__Objective__.
Output every record below exactly as it appears.

┄┄┄┄┄┄

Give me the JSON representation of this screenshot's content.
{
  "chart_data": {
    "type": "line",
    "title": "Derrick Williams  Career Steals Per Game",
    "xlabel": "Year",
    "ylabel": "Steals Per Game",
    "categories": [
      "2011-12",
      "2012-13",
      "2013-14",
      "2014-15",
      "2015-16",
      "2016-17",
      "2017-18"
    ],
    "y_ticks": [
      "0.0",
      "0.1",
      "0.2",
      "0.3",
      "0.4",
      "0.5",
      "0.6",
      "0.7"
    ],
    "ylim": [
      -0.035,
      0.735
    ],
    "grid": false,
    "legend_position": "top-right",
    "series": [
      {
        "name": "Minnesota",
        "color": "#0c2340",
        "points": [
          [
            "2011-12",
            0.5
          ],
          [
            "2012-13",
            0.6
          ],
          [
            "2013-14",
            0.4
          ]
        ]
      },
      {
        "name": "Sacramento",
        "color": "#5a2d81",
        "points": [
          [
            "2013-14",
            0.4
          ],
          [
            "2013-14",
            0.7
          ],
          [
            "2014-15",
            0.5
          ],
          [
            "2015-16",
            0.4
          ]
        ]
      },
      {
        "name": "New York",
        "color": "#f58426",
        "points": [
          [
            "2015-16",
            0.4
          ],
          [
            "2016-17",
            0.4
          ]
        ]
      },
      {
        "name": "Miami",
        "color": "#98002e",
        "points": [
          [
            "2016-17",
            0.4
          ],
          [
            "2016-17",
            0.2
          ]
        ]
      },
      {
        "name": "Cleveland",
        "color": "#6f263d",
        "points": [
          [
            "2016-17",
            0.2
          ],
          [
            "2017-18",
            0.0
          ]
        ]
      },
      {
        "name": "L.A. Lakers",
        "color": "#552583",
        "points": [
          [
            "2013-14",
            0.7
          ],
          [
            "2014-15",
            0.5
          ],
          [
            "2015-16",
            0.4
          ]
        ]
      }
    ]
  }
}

┄┄┄┄┄┄

__Written response__.
Give me the JSON representation of this screenshot's content.
{
  "chart_data": {
    "type": "line",
    "title": "Derrick Williams  Career Steals Per Game",
    "xlabel": "Year",
    "ylabel": "Steals Per Game",
    "categories": [
      "2011-12",
      "2012-13",
      "2013-14",
      "2014-15",
      "2015-16",
      "2016-17",
      "2017-18"
    ],
    "y_ticks": [
      "0.0",
      "0.1",
      "0.2",
      "0.3",
      "0.4",
      "0.5",
      "0.6",
      "0.7"
    ],
    "ylim": [
      -0.035,
      0.735
    ],
    "grid": false,
    "legend_position": "top-right",
    "series": [
      {
        "name": "Minnesota",
        "color": "#0c2340",
        "points": [
          [
            "2011-12",
            0.5
          ],
          [
            "2012-13",
            0.6
          ],
          [
            "2013-14",
            0.4
          ]
        ]
      },
      {
        "name": "Sacramento",
        "color": "#5a2d81",
        "points": [
          [
            "2013-14",
            0.4
          ],
          [
            "2013-14",
            0.7
          ],
          [
            "2014-15",
            0.5
          ],
          [
            "2015-16",
            0.4
          ]
        ]
      },
      {
        "name": "New York",
        "color": "#f58426",
        "points": [
          [
            "2015-16",
            0.4
          ],
          [
            "2016-17",
            0.4
          ]
        ]
      },
      {
        "name": "Miami",
        "color": "#98002e",
        "points": [
          [
            "2016-17",
            0.4
          ],
          [
            "2016-17",
            0.2
          ]
        ]
      },
      {
        "name": "Cleveland",
        "color": "#6f263d",
        "points": [
          [
            "2016-17",
            0.2
          ],
          [
            "2017-18",
            0.0
          ]
        ]
      },
      {
        "name": "L.A. Lakers",
        "color": "#552583",
        "points": [
          [
            "2013-14",
            0.7
          ],
          [
            "2014-15",
            0.5
          ],
          [
            "2015-16",
            0.4
          ]
        ]
      }
    ]
  }
}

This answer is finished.